RECORDS SUPPLIED:
-------------------------
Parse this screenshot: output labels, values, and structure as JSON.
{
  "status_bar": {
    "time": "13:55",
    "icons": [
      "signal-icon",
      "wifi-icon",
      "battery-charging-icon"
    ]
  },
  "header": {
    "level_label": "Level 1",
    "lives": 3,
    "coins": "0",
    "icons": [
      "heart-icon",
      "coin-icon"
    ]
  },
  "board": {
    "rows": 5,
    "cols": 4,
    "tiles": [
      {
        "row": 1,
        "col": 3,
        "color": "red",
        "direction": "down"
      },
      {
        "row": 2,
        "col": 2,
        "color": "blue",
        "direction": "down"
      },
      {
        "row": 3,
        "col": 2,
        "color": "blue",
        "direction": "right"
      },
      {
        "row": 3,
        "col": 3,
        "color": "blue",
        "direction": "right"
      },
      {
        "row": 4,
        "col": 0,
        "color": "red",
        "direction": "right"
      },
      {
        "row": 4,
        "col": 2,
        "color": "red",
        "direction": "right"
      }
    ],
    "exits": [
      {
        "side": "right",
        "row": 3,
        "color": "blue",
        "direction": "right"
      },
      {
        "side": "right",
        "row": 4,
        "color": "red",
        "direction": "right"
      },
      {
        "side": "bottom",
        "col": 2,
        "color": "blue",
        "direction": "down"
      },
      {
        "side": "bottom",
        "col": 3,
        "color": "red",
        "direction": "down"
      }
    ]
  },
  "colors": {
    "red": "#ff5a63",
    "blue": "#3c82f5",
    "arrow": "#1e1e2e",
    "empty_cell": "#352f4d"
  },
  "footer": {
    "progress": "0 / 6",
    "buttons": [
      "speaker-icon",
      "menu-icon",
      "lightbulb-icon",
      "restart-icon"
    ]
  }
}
-------------------------
EXERCISE PROMPT:
Print all of the entries exactly as they appear.

COMPLETED EXERCISE:
Parse this screenshot: output labels, values, and structure as JSON.
{
  "status_bar": {
    "time": "13:55",
    "icons": [
      "signal-icon",
      "wifi-icon",
      "battery-charging-icon"
    ]
  },
  "header": {
    "level_label": "Level 1",
    "lives": 3,
    "coins": "0",
    "icons": [
      "heart-icon",
      "coin-icon"
    ]
  },
  "board": {
    "rows": 5,
    "cols": 4,
    "tiles": [
      {
        "row": 1,
        "col": 3,
        "color": "red",
        "direction": "down"
      },
      {
        "row": 2,
        "col": 2,
        "color": "blue",
        "direction": "down"
      },
      {
        "row": 3,
        "col": 2,
        "color": "blue",
        "direction": "right"
      },
      {
        "row": 3,
        "col": 3,
        "color": "blue",
        "direction": "right"
      },
      {
        "row": 4,
        "col": 0,
        "color": "red",
        "direction": "right"
      },
      {
        "row": 4,
        "col": 2,
        "color": "red",
        "direction": "right"
      }
    ],
    "exits": [
      {
        "side": "right",
        "row": 3,
        "color": "blue",
        "direction": "right"
      },
      {
        "side": "right",
        "row": 4,
        "color": "red",
        "direction": "right"
      },
      {
        "side": "bottom",
        "col": 2,
        "color": "blue",
        "direction": "down"
      },
      {
        "side": "bottom",
        "col": 3,
        "color": "red",
        "direction": "down"
      }
    ]
  },
  "colors": {
    "red": "#ff5a63",
    "blue": "#3c82f5",
    "arrow": "#1e1e2e",
    "empty_cell": "#352f4d"
  },
  "footer": {
    "progress": "0 / 6",
    "buttons": [
      "speaker-icon",
      "menu-icon",
      "lightbulb-icon",
      "restart-icon"
    ]
  }
}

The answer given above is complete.